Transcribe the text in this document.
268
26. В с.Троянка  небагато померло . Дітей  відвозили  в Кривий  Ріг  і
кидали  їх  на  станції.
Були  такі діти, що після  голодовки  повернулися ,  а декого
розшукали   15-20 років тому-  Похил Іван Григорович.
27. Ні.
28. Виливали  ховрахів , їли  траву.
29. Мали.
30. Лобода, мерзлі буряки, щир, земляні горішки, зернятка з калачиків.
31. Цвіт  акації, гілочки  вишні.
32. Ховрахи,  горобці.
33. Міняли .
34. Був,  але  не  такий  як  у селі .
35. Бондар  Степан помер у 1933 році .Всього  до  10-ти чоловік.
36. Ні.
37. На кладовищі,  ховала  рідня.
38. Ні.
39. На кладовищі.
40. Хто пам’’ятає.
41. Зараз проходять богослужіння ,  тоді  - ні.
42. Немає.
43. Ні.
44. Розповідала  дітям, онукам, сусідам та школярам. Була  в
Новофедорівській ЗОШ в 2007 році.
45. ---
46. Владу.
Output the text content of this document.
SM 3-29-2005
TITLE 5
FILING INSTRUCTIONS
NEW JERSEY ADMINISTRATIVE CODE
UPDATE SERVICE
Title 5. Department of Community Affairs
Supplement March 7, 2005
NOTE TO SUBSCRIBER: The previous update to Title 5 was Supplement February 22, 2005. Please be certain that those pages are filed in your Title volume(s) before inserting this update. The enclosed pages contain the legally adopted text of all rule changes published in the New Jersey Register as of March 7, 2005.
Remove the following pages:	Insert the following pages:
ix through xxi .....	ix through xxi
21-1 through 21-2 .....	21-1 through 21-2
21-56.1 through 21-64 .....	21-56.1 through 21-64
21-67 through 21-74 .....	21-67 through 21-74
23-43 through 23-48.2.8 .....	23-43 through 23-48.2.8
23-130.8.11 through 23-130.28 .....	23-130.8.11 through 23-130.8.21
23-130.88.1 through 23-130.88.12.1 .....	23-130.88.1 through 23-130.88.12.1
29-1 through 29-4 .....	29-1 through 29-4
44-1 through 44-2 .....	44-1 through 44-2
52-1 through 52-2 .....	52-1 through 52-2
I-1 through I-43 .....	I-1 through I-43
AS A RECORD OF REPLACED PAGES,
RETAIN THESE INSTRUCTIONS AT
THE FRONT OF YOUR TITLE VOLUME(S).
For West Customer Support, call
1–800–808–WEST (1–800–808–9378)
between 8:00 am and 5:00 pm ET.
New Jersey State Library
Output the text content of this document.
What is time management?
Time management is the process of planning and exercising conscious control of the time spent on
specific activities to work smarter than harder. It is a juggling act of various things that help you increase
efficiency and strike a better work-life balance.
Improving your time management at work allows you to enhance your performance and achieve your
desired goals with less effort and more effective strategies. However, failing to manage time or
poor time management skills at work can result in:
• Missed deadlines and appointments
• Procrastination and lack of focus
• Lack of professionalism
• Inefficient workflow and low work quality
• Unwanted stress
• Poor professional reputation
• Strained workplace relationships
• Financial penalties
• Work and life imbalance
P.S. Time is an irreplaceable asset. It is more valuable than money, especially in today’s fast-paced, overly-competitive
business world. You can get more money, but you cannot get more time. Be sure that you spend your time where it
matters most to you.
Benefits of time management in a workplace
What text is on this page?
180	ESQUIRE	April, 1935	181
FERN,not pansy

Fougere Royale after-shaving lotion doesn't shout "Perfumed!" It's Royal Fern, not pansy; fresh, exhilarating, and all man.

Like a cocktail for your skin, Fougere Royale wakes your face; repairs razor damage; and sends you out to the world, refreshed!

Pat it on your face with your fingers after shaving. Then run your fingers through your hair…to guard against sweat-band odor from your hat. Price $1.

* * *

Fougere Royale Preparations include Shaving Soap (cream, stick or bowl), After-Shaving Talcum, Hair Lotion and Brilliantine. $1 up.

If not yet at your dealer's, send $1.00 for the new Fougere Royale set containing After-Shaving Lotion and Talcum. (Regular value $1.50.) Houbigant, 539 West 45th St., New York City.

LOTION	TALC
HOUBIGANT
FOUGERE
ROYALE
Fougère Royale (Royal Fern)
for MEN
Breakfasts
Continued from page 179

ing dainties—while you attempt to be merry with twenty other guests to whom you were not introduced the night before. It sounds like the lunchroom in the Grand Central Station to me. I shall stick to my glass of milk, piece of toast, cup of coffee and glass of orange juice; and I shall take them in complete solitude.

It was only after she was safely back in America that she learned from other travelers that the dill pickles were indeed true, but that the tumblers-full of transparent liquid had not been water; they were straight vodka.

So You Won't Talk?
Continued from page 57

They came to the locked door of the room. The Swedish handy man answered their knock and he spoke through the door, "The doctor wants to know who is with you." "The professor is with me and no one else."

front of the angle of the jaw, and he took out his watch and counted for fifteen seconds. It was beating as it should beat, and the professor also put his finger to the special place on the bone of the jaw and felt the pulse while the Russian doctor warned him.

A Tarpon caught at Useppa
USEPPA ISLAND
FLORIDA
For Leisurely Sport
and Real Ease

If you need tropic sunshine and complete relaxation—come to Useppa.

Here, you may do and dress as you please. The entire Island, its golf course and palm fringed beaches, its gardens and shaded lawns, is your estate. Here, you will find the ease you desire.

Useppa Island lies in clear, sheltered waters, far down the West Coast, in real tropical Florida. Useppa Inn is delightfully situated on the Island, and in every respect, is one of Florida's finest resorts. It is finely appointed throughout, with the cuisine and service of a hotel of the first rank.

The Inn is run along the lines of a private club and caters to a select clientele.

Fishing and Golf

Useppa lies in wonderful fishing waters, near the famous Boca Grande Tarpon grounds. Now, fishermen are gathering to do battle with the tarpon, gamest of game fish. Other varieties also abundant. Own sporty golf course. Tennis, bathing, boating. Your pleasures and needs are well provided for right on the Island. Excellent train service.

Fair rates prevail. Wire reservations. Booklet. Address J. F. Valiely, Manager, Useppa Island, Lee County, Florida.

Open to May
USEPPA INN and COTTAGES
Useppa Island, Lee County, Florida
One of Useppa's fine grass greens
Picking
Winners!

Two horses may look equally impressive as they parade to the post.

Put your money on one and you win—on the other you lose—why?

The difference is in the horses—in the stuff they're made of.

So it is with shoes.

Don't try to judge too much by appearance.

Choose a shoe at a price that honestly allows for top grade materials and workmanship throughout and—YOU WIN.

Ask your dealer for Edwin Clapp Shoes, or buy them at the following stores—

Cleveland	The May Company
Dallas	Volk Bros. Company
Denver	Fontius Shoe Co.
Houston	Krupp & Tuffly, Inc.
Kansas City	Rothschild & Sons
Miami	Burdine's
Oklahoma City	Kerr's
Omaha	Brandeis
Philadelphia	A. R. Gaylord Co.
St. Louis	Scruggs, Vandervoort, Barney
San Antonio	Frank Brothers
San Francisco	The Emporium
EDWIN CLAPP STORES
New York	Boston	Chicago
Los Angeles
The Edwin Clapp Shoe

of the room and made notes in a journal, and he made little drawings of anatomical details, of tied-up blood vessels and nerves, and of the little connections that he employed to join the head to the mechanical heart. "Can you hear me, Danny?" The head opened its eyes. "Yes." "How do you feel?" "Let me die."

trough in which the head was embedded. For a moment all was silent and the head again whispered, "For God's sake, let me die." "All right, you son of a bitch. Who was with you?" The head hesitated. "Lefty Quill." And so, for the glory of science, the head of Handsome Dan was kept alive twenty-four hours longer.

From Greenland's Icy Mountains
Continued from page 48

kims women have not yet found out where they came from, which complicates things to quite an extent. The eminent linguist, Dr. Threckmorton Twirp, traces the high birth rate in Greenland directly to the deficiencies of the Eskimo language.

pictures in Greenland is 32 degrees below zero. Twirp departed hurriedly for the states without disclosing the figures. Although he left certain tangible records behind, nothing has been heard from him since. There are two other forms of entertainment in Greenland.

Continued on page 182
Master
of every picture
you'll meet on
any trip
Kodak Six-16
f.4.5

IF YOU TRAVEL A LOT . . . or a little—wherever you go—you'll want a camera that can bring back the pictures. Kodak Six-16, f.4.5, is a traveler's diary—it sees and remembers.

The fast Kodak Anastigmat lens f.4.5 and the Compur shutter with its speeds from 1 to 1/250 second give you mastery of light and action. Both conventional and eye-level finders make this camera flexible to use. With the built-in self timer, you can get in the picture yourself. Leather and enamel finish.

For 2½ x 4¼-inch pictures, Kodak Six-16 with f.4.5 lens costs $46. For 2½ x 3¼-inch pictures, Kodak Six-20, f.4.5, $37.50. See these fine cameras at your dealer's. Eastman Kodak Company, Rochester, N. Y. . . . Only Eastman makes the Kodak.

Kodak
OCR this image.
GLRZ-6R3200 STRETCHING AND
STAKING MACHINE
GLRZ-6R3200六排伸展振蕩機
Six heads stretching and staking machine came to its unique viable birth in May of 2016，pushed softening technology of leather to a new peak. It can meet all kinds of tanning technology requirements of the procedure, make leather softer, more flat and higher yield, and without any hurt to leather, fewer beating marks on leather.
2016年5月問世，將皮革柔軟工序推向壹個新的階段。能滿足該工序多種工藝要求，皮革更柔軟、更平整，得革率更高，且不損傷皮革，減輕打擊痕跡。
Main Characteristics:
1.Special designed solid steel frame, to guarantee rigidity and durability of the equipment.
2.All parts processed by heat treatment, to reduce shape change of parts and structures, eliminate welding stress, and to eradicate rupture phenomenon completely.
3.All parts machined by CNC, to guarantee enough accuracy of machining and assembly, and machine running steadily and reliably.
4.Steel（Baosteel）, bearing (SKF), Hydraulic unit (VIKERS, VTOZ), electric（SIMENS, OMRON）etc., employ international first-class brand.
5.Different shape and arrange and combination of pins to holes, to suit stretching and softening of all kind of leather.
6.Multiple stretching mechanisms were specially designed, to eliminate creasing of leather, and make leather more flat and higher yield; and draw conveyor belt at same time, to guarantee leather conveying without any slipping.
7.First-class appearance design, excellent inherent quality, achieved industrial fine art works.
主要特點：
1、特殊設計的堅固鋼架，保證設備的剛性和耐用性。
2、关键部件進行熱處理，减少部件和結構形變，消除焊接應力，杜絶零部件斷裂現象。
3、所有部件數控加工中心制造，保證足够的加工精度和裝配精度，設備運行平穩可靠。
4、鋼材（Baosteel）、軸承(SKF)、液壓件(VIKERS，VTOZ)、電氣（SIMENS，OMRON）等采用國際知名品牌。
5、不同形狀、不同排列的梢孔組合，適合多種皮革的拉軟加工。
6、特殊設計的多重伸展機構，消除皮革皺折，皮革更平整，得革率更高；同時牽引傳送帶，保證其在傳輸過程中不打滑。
....................
## Stated problem:
Look through the data and show every line containing "quality".

## Completed exercise:
• Inefficient workflow and low work quality
7.First-class appearance design, excellent inherent quality, achieved industrial fine art works.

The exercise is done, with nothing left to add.